[Figure collection entries]
════════════════

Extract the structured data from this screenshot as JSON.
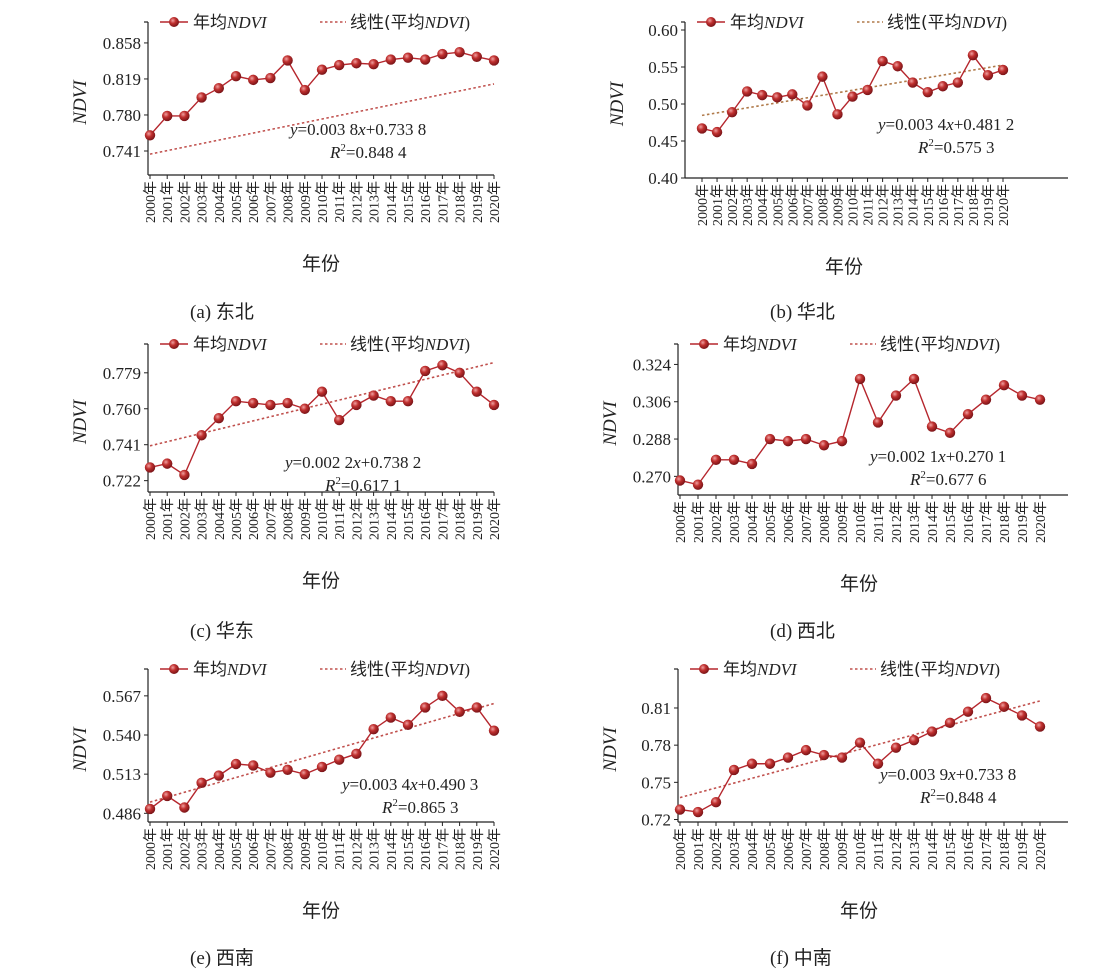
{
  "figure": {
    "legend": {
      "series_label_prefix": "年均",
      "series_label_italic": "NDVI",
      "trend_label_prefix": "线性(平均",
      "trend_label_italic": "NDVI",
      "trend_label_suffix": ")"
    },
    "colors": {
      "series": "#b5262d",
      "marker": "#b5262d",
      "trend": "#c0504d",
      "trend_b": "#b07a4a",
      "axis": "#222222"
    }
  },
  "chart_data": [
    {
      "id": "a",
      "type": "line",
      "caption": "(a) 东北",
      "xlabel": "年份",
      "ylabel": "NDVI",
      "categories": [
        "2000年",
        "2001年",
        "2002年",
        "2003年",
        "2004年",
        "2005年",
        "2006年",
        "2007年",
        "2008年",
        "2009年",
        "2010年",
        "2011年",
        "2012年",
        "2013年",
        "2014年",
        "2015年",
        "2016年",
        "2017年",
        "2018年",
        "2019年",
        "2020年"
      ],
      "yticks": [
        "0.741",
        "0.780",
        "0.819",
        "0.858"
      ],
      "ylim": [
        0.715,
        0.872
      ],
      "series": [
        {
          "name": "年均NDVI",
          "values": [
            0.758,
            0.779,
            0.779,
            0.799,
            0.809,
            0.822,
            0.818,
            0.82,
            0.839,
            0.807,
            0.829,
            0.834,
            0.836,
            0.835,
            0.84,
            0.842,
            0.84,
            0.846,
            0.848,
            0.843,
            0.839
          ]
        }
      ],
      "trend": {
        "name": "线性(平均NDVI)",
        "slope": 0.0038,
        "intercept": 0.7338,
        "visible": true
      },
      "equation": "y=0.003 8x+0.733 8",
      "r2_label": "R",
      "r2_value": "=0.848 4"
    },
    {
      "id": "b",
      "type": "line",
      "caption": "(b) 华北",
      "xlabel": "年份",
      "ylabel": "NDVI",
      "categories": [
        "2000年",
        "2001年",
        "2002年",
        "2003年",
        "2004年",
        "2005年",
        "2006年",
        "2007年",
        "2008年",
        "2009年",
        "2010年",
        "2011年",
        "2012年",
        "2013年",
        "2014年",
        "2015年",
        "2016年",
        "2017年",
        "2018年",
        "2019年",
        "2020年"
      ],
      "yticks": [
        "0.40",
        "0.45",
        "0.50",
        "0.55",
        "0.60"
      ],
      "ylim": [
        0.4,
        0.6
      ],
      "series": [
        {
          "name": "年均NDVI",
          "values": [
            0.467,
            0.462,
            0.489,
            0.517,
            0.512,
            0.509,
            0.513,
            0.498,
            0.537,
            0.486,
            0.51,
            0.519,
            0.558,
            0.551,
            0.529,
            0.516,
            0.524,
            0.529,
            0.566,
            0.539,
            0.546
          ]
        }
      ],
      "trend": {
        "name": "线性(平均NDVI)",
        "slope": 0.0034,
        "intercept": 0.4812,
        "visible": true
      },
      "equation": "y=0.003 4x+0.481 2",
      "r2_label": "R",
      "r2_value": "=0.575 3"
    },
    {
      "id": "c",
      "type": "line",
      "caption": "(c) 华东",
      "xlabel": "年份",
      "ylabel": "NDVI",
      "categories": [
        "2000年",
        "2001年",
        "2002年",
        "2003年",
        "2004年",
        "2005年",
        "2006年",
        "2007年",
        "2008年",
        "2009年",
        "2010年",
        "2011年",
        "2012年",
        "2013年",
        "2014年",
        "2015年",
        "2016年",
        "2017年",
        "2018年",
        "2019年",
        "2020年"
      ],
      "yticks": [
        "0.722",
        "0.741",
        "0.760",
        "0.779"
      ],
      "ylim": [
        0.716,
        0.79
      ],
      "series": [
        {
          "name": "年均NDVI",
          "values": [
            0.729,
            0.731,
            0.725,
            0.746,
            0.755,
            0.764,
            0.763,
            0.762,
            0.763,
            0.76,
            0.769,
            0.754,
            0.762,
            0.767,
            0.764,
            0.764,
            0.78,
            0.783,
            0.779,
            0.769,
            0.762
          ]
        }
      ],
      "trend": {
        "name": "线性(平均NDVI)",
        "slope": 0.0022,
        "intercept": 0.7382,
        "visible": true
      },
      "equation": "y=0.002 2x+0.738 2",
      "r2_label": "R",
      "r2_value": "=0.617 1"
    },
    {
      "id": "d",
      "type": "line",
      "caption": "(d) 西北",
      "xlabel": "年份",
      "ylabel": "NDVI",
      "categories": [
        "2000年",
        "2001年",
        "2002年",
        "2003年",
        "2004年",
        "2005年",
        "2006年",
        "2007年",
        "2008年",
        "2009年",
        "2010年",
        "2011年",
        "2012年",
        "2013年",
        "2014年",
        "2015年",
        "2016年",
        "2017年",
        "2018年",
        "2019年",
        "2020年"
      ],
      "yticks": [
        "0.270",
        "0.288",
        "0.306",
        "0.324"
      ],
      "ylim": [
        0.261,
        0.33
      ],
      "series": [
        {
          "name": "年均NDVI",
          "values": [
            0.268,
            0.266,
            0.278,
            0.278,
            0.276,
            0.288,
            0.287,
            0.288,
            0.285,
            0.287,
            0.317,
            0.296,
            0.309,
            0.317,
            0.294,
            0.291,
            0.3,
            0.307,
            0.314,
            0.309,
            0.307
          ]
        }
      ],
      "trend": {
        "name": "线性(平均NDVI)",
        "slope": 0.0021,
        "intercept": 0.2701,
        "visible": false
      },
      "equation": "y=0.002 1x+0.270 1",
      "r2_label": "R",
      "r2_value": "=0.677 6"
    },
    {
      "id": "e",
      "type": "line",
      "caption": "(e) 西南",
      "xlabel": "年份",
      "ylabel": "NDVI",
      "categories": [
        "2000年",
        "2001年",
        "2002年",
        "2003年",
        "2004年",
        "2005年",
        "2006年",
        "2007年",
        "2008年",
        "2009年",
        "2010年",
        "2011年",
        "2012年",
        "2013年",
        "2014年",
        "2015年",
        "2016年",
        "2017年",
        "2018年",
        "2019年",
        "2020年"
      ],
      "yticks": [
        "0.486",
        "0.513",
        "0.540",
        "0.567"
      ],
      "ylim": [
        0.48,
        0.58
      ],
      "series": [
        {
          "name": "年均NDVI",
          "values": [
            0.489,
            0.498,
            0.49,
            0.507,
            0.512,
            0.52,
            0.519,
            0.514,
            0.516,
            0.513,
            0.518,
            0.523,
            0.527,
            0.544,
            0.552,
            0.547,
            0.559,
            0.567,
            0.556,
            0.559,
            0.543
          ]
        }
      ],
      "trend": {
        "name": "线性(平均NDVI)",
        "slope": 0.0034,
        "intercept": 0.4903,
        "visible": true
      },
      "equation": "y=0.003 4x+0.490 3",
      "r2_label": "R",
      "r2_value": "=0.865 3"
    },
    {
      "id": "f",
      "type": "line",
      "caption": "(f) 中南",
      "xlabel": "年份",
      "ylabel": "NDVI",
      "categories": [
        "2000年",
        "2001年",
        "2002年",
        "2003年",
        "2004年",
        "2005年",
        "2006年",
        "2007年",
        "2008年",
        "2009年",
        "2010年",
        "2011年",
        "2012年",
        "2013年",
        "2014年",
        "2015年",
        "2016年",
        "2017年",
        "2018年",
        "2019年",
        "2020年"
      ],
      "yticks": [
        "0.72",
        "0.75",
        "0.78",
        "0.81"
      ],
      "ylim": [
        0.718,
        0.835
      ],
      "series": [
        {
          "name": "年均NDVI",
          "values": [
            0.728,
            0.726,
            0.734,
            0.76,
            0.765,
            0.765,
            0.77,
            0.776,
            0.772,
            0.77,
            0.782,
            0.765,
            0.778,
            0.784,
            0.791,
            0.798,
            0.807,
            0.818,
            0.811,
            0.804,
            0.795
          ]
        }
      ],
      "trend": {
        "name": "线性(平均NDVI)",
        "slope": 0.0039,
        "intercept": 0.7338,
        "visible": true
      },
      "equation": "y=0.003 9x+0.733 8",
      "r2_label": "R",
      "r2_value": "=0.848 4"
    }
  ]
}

════════════════

Pull out each line containing the word "intercept" and copy it.

        "intercept": 0.7338,
        "intercept": 0.4812,
        "intercept": 0.7382,
        "intercept": 0.2701,
        "intercept": 0.4903,
        "intercept": 0.7338,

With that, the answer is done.